++++ Task input ++++
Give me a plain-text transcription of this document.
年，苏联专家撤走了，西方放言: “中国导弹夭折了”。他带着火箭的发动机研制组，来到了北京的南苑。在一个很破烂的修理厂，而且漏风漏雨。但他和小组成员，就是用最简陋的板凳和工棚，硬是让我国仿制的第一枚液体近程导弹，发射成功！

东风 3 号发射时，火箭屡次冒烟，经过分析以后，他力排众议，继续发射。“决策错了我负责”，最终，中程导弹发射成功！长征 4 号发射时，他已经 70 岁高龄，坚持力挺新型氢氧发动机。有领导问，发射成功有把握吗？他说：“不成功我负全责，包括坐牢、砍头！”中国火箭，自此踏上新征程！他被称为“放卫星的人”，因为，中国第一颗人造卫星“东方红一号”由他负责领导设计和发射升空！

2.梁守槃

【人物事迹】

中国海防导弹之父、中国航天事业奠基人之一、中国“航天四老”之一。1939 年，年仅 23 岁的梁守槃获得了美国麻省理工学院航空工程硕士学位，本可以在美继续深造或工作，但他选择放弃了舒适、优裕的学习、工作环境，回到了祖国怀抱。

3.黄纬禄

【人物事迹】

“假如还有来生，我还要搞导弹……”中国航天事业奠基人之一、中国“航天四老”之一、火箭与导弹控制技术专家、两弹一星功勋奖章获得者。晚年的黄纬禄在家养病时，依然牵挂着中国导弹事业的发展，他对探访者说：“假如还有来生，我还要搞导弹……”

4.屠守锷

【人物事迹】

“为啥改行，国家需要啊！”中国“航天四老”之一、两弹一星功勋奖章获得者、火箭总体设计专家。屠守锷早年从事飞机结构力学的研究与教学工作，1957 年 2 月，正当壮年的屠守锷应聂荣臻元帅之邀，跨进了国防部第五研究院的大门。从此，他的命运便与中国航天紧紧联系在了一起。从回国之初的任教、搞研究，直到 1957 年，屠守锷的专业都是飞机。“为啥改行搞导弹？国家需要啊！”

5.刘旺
++++
Write out every record verbatim.

Give me a plain-text transcription of this document.
年，苏联专家撤走了，西方放言: “中国导弹夭折了”。他带着火箭的发动机研制组，来到了北京的南苑。在一个很破烂的修理厂，而且漏风漏雨。但他和小组成员，就是用最简陋的板凳和工棚，硬是让我国仿制的第一枚液体近程导弹，发射成功！

东风 3 号发射时，火箭屡次冒烟，经过分析以后，他力排众议，继续发射。“决策错了我负责”，最终，中程导弹发射成功！长征 4 号发射时，他已经 70 岁高龄，坚持力挺新型氢氧发动机。有领导问，发射成功有把握吗？他说：“不成功我负全责，包括坐牢、砍头！”中国火箭，自此踏上新征程！他被称为“放卫星的人”，因为，中国第一颗人造卫星“东方红一号”由他负责领导设计和发射升空！

2.梁守槃

【人物事迹】

中国海防导弹之父、中国航天事业奠基人之一、中国“航天四老”之一。1939 年，年仅 23 岁的梁守槃获得了美国麻省理工学院航空工程硕士学位，本可以在美继续深造或工作，但他选择放弃了舒适、优裕的学习、工作环境，回到了祖国怀抱。

3.黄纬禄

【人物事迹】

“假如还有来生，我还要搞导弹……”中国航天事业奠基人之一、中国“航天四老”之一、火箭与导弹控制技术专家、两弹一星功勋奖章获得者。晚年的黄纬禄在家养病时，依然牵挂着中国导弹事业的发展，他对探访者说：“假如还有来生，我还要搞导弹……”

4.屠守锷

【人物事迹】

“为啥改行，国家需要啊！”中国“航天四老”之一、两弹一星功勋奖章获得者、火箭总体设计专家。屠守锷早年从事飞机结构力学的研究与教学工作，1957 年 2 月，正当壮年的屠守锷应聂荣臻元帅之邀，跨进了国防部第五研究院的大门。从此，他的命运便与中国航天紧紧联系在了一起。从回国之初的任教、搞研究，直到 1957 年，屠守锷的专业都是飞机。“为啥改行搞导弹？国家需要啊！”

5.刘旺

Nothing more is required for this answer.